Material for this exercise:
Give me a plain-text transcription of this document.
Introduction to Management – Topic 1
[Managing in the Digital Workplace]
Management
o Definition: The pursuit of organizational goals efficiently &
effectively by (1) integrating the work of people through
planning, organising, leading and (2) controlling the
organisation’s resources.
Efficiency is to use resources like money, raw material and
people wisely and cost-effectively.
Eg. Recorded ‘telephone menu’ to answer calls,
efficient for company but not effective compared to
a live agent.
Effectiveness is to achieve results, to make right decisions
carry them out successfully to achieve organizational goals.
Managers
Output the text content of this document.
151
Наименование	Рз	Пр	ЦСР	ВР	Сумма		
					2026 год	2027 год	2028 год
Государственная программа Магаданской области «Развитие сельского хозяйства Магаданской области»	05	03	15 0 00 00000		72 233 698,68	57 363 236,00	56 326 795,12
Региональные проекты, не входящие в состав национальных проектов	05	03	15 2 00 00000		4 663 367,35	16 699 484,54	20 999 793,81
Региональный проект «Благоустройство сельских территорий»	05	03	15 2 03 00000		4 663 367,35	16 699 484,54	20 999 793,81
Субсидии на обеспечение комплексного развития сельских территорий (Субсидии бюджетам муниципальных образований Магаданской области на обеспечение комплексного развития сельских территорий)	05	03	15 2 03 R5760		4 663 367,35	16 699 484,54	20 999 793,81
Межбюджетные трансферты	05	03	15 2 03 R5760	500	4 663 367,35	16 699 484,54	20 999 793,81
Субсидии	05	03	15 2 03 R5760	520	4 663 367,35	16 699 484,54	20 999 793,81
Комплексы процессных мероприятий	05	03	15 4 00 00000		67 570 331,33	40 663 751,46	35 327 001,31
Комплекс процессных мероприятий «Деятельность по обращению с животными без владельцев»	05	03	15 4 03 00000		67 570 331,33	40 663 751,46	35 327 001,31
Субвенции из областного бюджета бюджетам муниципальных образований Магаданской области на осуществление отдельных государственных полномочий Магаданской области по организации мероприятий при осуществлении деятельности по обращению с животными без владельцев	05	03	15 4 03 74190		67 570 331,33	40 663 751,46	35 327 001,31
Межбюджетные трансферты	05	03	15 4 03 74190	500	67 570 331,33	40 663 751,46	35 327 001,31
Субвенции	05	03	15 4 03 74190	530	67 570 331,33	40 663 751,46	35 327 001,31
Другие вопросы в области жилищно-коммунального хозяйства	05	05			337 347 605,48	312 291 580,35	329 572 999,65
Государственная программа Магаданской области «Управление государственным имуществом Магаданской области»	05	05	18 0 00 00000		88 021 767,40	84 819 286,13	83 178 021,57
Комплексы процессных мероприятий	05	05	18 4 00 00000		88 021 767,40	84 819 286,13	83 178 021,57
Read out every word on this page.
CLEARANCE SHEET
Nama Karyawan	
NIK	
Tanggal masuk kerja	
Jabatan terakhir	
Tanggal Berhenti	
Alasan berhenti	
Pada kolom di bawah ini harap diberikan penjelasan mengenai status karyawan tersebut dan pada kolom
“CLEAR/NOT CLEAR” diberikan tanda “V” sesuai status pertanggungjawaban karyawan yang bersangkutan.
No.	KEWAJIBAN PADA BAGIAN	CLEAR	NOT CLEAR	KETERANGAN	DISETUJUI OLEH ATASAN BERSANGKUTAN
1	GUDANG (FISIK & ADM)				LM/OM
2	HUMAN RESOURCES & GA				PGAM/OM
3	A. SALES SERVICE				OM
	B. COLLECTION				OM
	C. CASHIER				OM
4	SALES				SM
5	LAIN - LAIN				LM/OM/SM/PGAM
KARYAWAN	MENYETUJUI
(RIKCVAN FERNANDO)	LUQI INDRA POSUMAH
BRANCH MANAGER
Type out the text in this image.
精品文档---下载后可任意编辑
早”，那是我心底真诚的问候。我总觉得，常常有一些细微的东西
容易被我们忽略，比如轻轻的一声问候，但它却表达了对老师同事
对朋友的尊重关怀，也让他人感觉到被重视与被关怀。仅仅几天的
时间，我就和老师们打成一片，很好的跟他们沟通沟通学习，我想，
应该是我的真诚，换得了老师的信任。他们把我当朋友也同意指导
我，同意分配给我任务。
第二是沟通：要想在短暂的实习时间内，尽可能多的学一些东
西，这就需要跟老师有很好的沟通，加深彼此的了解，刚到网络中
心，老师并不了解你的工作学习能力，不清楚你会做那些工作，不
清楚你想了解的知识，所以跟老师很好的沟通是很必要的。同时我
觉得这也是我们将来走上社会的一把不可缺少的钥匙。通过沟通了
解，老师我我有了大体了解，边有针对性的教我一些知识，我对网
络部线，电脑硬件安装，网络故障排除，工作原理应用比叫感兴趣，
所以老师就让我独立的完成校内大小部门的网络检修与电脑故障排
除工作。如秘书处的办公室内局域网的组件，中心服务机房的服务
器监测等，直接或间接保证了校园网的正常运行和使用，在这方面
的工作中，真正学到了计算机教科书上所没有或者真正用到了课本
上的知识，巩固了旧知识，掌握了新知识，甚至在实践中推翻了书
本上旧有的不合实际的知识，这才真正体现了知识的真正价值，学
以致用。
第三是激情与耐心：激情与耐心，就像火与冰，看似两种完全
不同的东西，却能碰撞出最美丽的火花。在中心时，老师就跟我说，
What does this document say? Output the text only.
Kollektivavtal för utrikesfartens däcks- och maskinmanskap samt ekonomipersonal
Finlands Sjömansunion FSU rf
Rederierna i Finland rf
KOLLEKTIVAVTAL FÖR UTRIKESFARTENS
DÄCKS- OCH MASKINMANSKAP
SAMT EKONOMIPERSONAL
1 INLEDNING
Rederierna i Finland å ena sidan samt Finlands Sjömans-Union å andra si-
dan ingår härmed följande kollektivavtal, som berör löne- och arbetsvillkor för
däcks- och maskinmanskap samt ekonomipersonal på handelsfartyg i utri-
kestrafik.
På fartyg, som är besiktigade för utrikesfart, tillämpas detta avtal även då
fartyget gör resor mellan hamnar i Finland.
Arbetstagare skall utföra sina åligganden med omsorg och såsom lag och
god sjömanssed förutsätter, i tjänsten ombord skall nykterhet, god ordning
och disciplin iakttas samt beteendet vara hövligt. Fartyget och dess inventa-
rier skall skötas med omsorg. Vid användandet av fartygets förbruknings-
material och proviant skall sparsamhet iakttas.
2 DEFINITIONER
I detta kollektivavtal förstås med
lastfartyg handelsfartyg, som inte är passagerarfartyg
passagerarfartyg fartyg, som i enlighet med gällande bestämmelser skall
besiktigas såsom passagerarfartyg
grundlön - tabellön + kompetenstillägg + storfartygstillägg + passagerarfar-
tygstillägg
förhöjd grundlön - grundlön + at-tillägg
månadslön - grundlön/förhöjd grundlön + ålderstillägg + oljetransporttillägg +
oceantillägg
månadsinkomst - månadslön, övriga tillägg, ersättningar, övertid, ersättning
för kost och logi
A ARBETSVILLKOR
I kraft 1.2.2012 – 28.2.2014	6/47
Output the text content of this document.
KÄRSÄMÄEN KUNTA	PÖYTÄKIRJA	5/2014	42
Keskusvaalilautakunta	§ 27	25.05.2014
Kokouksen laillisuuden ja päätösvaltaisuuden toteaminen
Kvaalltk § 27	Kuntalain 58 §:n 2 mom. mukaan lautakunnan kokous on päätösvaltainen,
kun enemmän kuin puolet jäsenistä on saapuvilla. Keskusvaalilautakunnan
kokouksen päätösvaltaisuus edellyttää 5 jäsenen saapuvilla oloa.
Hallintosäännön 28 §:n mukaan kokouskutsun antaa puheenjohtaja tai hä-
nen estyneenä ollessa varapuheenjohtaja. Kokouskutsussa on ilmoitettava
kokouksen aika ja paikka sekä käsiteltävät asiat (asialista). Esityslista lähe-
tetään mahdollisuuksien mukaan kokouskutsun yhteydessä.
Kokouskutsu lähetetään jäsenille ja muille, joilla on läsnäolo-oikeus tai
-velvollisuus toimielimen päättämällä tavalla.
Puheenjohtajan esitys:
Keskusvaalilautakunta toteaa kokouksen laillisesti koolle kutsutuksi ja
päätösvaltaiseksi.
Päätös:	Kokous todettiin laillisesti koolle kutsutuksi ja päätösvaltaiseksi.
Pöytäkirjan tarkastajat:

Aim of the exercise: Look through the entries above; copy each line where the string "Государственная" appears.

Solution:
Государственная программа Магаданской области «Развитие сельского хозяйства Магаданской области»	05	03	15 0 00 00000		72 233 698,68	57 363 236,00	56 326 795,12
Государственная программа Магаданской области «Управление государственным имуществом Магаданской области»	05	05	18 0 00 00000		88 021 767,40	84 819 286,13	83 178 021,57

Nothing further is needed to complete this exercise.